======== Exercise input ========
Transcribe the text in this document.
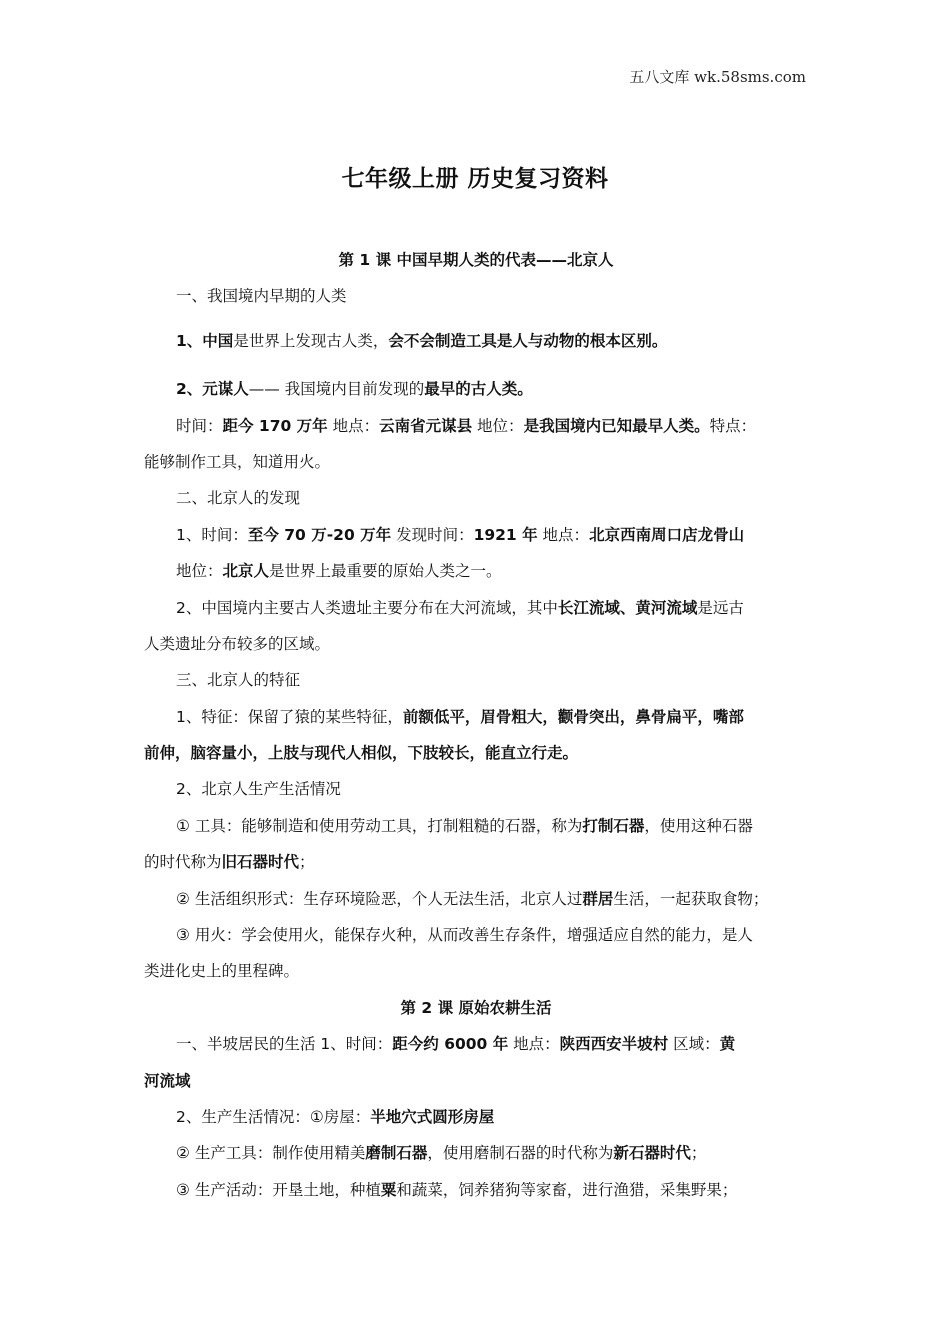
五八文库 wk.58sms.com
七年级上册 历史复习资料
第 1 课 中国早期人类的代表——北京人
一、我国境内早期的人类
1、中国是世界上发现古人类，会不会制造工具是人与动物的根本区别。
2、元谋人—— 我国境内目前发现的最早的古人类。
时间：距今 170 万年 地点：云南省元谋县 地位：是我国境内已知最早人类。特点：
能够制作工具，知道用火。
二、北京人的发现
1、时间：至今 70 万-20 万年 发现时间：1921 年 地点：北京西南周口店龙骨山
地位：北京人是世界上最重要的原始人类之一。
2、中国境内主要古人类遗址主要分布在大河流域，其中长江流域、黄河流域是远古
人类遗址分布较多的区域。
三、北京人的特征
1、特征：保留了猿的某些特征，前额低平，眉骨粗大，颧骨突出，鼻骨扁平，嘴部
前伸，脑容量小，上肢与现代人相似，下肢较长，能直立行走。
2、北京人生产生活情况
① 工具：能够制造和使用劳动工具，打制粗糙的石器，称为打制石器，使用这种石器
的时代称为旧石器时代；
② 生活组织形式：生存环境险恶，个人无法生活，北京人过群居生活，一起获取食物；
③ 用火：学会使用火，能保存火种，从而改善生存条件，增强适应自然的能力，是人
类进化史上的里程碑。
第 2 课 原始农耕生活
一、半坡居民的生活 1、时间：距今约 6000 年 地点：陕西西安半坡村 区域：黄
河流域
2、生产生活情况：①房屋：半地穴式圆形房屋
② 生产工具：制作使用精美磨制石器，使用磨制石器的时代称为新石器时代；
③ 生产活动：开垦土地，种植粟和蔬菜，饲养猪狗等家畜，进行渔猎，采集野果；
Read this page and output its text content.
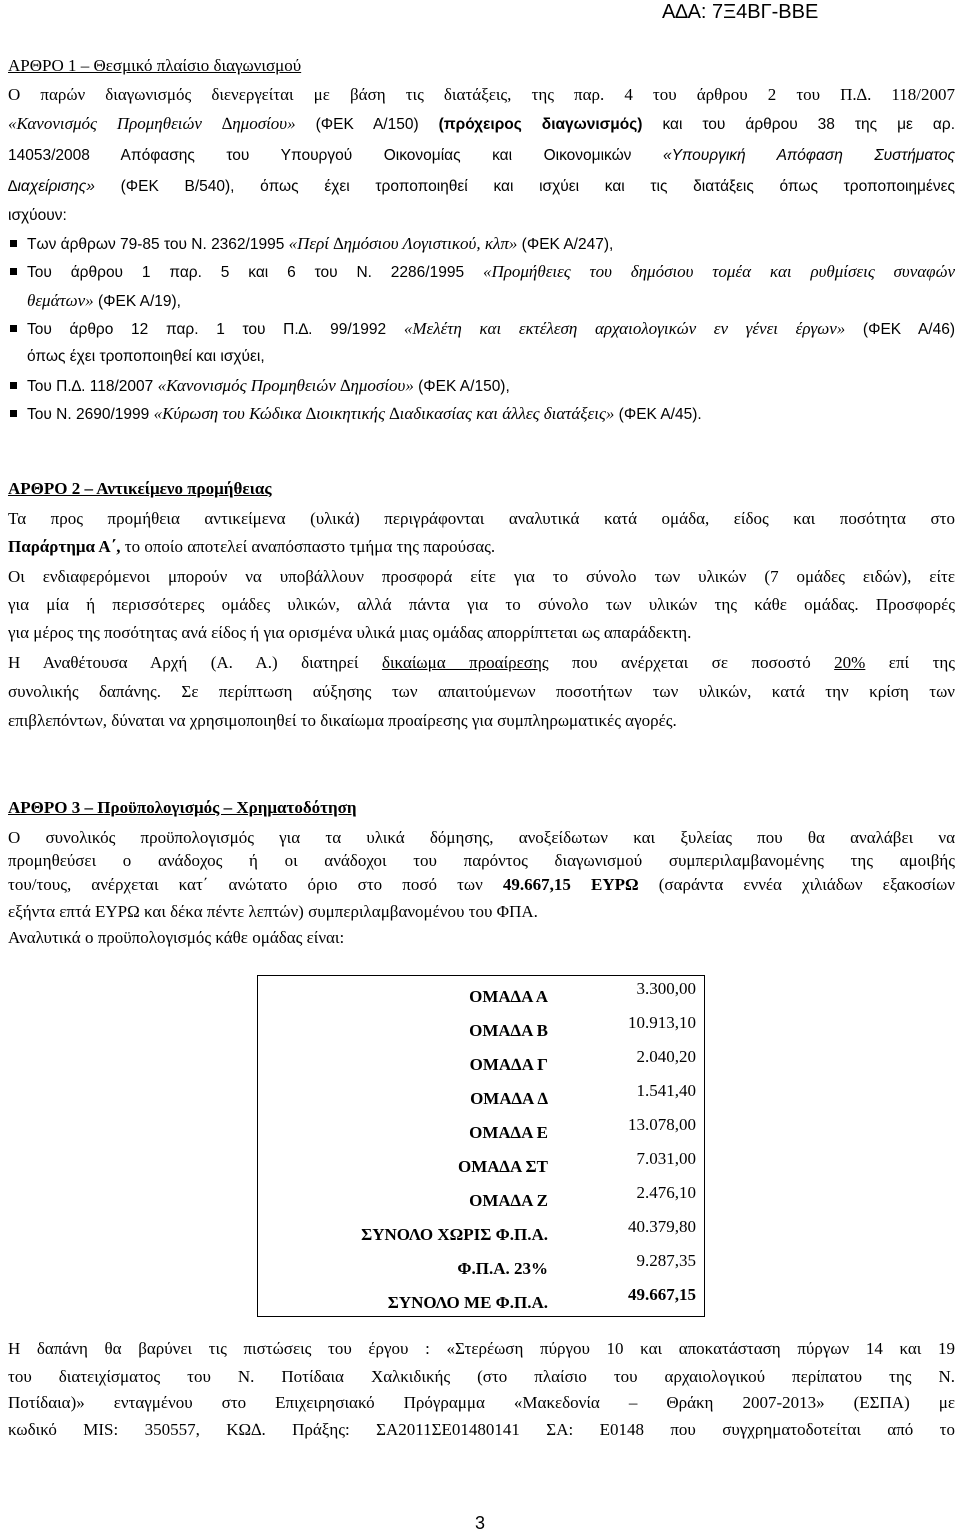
Α∆Α: 7Ξ4ΒΓ-ΒΒΕ
ΑΡΘΡΟ 1 – Θεσμικό πλαίσιο διαγωνισμού
Ο παρών διαγωνισμός διενεργείται με βάση τις διατάξεις, της παρ. 4 του άρθρου 2 του Π.∆. 118/2007
«Κανονισμός Προμηθειών ∆ημοσίου» (ΦΕΚ Α/150) (πρόχειρος διαγωνισμός) και του άρθρου 38 της με αρ.
14053/2008 Απόφασης του Υπουργού Οικονομίας και Οικονομικών «Υπουργική Απόφαση Συστήματος
∆ιαχείρισης» (ΦΕΚ Β/540), όπως έχει τροποποιηθεί και ισχύει και τις διατάξεις όπως τροποποιημένες
ισχύουν:
Των άρθρων 79-85 του Ν. 2362/1995 «Περί ∆ημόσιου Λογιστικού, κλπ» (ΦΕΚ Α/247),
Του άρθρου 1 παρ. 5 και 6 του Ν. 2286/1995 «Προμήθειες του δημόσιου τομέα και ρυθμίσεις συναφών
θεμάτων» (ΦΕΚ Α/19),
Του άρθρο 12 παρ. 1 του Π.∆. 99/1992 «Μελέτη και εκτέλεση αρχαιολογικών εν γένει έργων» (ΦΕΚ Α/46)
όπως έχει τροποποιηθεί και ισχύει,
Του Π.∆. 118/2007 «Κανονισμός Προμηθειών ∆ημοσίου» (ΦΕΚ Α/150),
Του Ν. 2690/1999 «Κύρωση του Κώδικα ∆ιοικητικής ∆ιαδικασίας και άλλες διατάξεις» (ΦΕΚ Α/45).
ΑΡΘΡΟ 2 – Αντικείμενο προμήθειας
Τα προς προμήθεια αντικείμενα (υλικά) περιγράφονται αναλυτικά κατά ομάδα, είδος και ποσότητα στο
Παράρτημα Α΄, το οποίο αποτελεί αναπόσπαστο τμήμα της παρούσας.
Οι ενδιαφερόμενοι μπορούν να υποβάλλουν προσφορά είτε για το σύνολο των υλικών (7 ομάδες ειδών), είτε
για μία ή περισσότερες ομάδες υλικών, αλλά πάντα για το σύνολο των υλικών της κάθε ομάδας. Προσφορές
για μέρος της ποσότητας ανά είδος ή για ορισμένα υλικά μιας ομάδας απορρίπτεται ως απαράδεκτη.
Η Αναθέτουσα Αρχή (Α. Α.) διατηρεί δικαίωμα προαίρεσης που ανέρχεται σε ποσοστό 20% επί της
συνολικής δαπάνης. Σε περίπτωση αύξησης των απαιτούμενων ποσοτήτων των υλικών, κατά την κρίση των
επιβλεπόντων, δύναται να χρησιμοποιηθεί το δικαίωμα προαίρεσης για συμπληρωματικές αγορές.
ΑΡΘΡΟ 3 – Προϋπολογισμός – Χρηματοδότηση
Ο συνολικός προϋπολογισμός για τα υλικά δόμησης, ανοξείδωτων και ξυλείας που θα αναλάβει να
προμηθεύσει ο ανάδοχος ή οι ανάδοχοι του παρόντος διαγωνισμού συμπεριλαμβανομένης της αμοιβής
του/τους, ανέρχεται κατ΄ ανώτατο όριο στο ποσό των 49.667,15 ΕΥΡΩ (σαράντα εννέα χιλιάδων εξακοσίων
εξήντα επτά ΕΥΡΩ και δέκα πέντε λεπτών) συμπεριλαμβανομένου του ΦΠΑ.
Αναλυτικά ο προϋπολογισμός κάθε ομάδας είναι:
ΟΜΑ∆Α Α	3.300,00
ΟΜΑ∆Α Β	10.913,10
ΟΜΑ∆Α Γ	2.040,20
ΟΜΑ∆Α ∆	1.541,40
ΟΜΑ∆Α Ε	13.078,00
ΟΜΑ∆Α ΣΤ	7.031,00
ΟΜΑ∆Α Ζ	2.476,10
ΣΥΝΟΛΟ ΧΩΡΙΣ Φ.Π.Α.	40.379,80
Φ.Π.Α. 23%	9.287,35
ΣΥΝΟΛΟ ΜΕ Φ.Π.Α.	49.667,15
Η δαπάνη θα βαρύνει τις πιστώσεις του έργου : «Στερέωση πύργου 10 και αποκατάσταση πύργων 14 και 19
του διατειχίσματος του Ν. Ποτίδαια Χαλκιδικής (στο πλαίσιο του αρχαιολογικού περίπατου της Ν.
Ποτίδαια)» ενταγμένου στο Επιχειρησιακό Πρόγραμμα «Μακεδονία – Θράκη 2007-2013» (ΕΣΠΑ) με
κωδικό MIS: 350557, ΚΩ∆. Πράξης: ΣΑ2011ΣΕ01480141 ΣΑ: Ε0148 που συγχρηματοδοτείται από το
3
========
Return the material exactly as given, apart from the pictures.

Transcribe the text in this document.
五八文库 wk.58sms.com
七年级上册 历史复习资料
第 1 课 中国早期人类的代表——北京人
一、我国境内早期的人类
1、中国是世界上发现古人类，会不会制造工具是人与动物的根本区别。
2、元谋人—— 我国境内目前发现的最早的古人类。
时间：距今 170 万年 地点：云南省元谋县 地位：是我国境内已知最早人类。特点：
能够制作工具，知道用火。
二、北京人的发现
1、时间：至今 70 万-20 万年 发现时间：1921 年 地点：北京西南周口店龙骨山
地位：北京人是世界上最重要的原始人类之一。
2、中国境内主要古人类遗址主要分布在大河流域，其中长江流域、黄河流域是远古
人类遗址分布较多的区域。
三、北京人的特征
1、特征：保留了猿的某些特征，前额低平，眉骨粗大，颧骨突出，鼻骨扁平，嘴部
前伸，脑容量小，上肢与现代人相似，下肢较长，能直立行走。
2、北京人生产生活情况
① 工具：能够制造和使用劳动工具，打制粗糙的石器，称为打制石器，使用这种石器
的时代称为旧石器时代；
② 生活组织形式：生存环境险恶，个人无法生活，北京人过群居生活，一起获取食物；
③ 用火：学会使用火，能保存火种，从而改善生存条件，增强适应自然的能力，是人
类进化史上的里程碑。
第 2 课 原始农耕生活
一、半坡居民的生活 1、时间：距今约 6000 年 地点：陕西西安半坡村 区域：黄
河流域
2、生产生活情况：①房屋：半地穴式圆形房屋
② 生产工具：制作使用精美磨制石器，使用磨制石器的时代称为新石器时代；
③ 生产活动：开垦土地，种植粟和蔬菜，饲养猪狗等家畜，进行渔猎，采集野果；
Read this page and output its text content.
Α∆Α: 7Ξ4ΒΓ-ΒΒΕ
ΑΡΘΡΟ 1 – Θεσμικό πλαίσιο διαγωνισμού
Ο παρών διαγωνισμός διενεργείται με βάση τις διατάξεις, της παρ. 4 του άρθρου 2 του Π.∆. 118/2007
«Κανονισμός Προμηθειών ∆ημοσίου» (ΦΕΚ Α/150) (πρόχειρος διαγωνισμός) και του άρθρου 38 της με αρ.
14053/2008 Απόφασης του Υπουργού Οικονομίας και Οικονομικών «Υπουργική Απόφαση Συστήματος
∆ιαχείρισης» (ΦΕΚ Β/540), όπως έχει τροποποιηθεί και ισχύει και τις διατάξεις όπως τροποποιημένες
ισχύουν:
Των άρθρων 79-85 του Ν. 2362/1995 «Περί ∆ημόσιου Λογιστικού, κλπ» (ΦΕΚ Α/247),
Του άρθρου 1 παρ. 5 και 6 του Ν. 2286/1995 «Προμήθειες του δημόσιου τομέα και ρυθμίσεις συναφών
θεμάτων» (ΦΕΚ Α/19),
Του άρθρο 12 παρ. 1 του Π.∆. 99/1992 «Μελέτη και εκτέλεση αρχαιολογικών εν γένει έργων» (ΦΕΚ Α/46)
όπως έχει τροποποιηθεί και ισχύει,
Του Π.∆. 118/2007 «Κανονισμός Προμηθειών ∆ημοσίου» (ΦΕΚ Α/150),
Του Ν. 2690/1999 «Κύρωση του Κώδικα ∆ιοικητικής ∆ιαδικασίας και άλλες διατάξεις» (ΦΕΚ Α/45).
ΑΡΘΡΟ 2 – Αντικείμενο προμήθειας
Τα προς προμήθεια αντικείμενα (υλικά) περιγράφονται αναλυτικά κατά ομάδα, είδος και ποσότητα στο
Παράρτημα Α΄, το οποίο αποτελεί αναπόσπαστο τμήμα της παρούσας.
Οι ενδιαφερόμενοι μπορούν να υποβάλλουν προσφορά είτε για το σύνολο των υλικών (7 ομάδες ειδών), είτε
για μία ή περισσότερες ομάδες υλικών, αλλά πάντα για το σύνολο των υλικών της κάθε ομάδας. Προσφορές
για μέρος της ποσότητας ανά είδος ή για ορισμένα υλικά μιας ομάδας απορρίπτεται ως απαράδεκτη.
Η Αναθέτουσα Αρχή (Α. Α.) διατηρεί δικαίωμα προαίρεσης που ανέρχεται σε ποσοστό 20% επί της
συνολικής δαπάνης. Σε περίπτωση αύξησης των απαιτούμενων ποσοτήτων των υλικών, κατά την κρίση των
επιβλεπόντων, δύναται να χρησιμοποιηθεί το δικαίωμα προαίρεσης για συμπληρωματικές αγορές.
ΑΡΘΡΟ 3 – Προϋπολογισμός – Χρηματοδότηση
Ο συνολικός προϋπολογισμός για τα υλικά δόμησης, ανοξείδωτων και ξυλείας που θα αναλάβει να
προμηθεύσει ο ανάδοχος ή οι ανάδοχοι του παρόντος διαγωνισμού συμπεριλαμβανομένης της αμοιβής
του/τους, ανέρχεται κατ΄ ανώτατο όριο στο ποσό των 49.667,15 ΕΥΡΩ (σαράντα εννέα χιλιάδων εξακοσίων
εξήντα επτά ΕΥΡΩ και δέκα πέντε λεπτών) συμπεριλαμβανομένου του ΦΠΑ.
Αναλυτικά ο προϋπολογισμός κάθε ομάδας είναι:
ΟΜΑ∆Α Α	3.300,00
ΟΜΑ∆Α Β	10.913,10
ΟΜΑ∆Α Γ	2.040,20
ΟΜΑ∆Α ∆	1.541,40
ΟΜΑ∆Α Ε	13.078,00
ΟΜΑ∆Α ΣΤ	7.031,00
ΟΜΑ∆Α Ζ	2.476,10
ΣΥΝΟΛΟ ΧΩΡΙΣ Φ.Π.Α.	40.379,80
Φ.Π.Α. 23%	9.287,35
ΣΥΝΟΛΟ ΜΕ Φ.Π.Α.	49.667,15
Η δαπάνη θα βαρύνει τις πιστώσεις του έργου : «Στερέωση πύργου 10 και αποκατάσταση πύργων 14 και 19
του διατειχίσματος του Ν. Ποτίδαια Χαλκιδικής (στο πλαίσιο του αρχαιολογικού περίπατου της Ν.
Ποτίδαια)» ενταγμένου στο Επιχειρησιακό Πρόγραμμα «Μακεδονία – Θράκη 2007-2013» (ΕΣΠΑ) με
κωδικό MIS: 350557, ΚΩ∆. Πράξης: ΣΑ2011ΣΕ01480141 ΣΑ: Ε0148 που συγχρηματοδοτείται από το
3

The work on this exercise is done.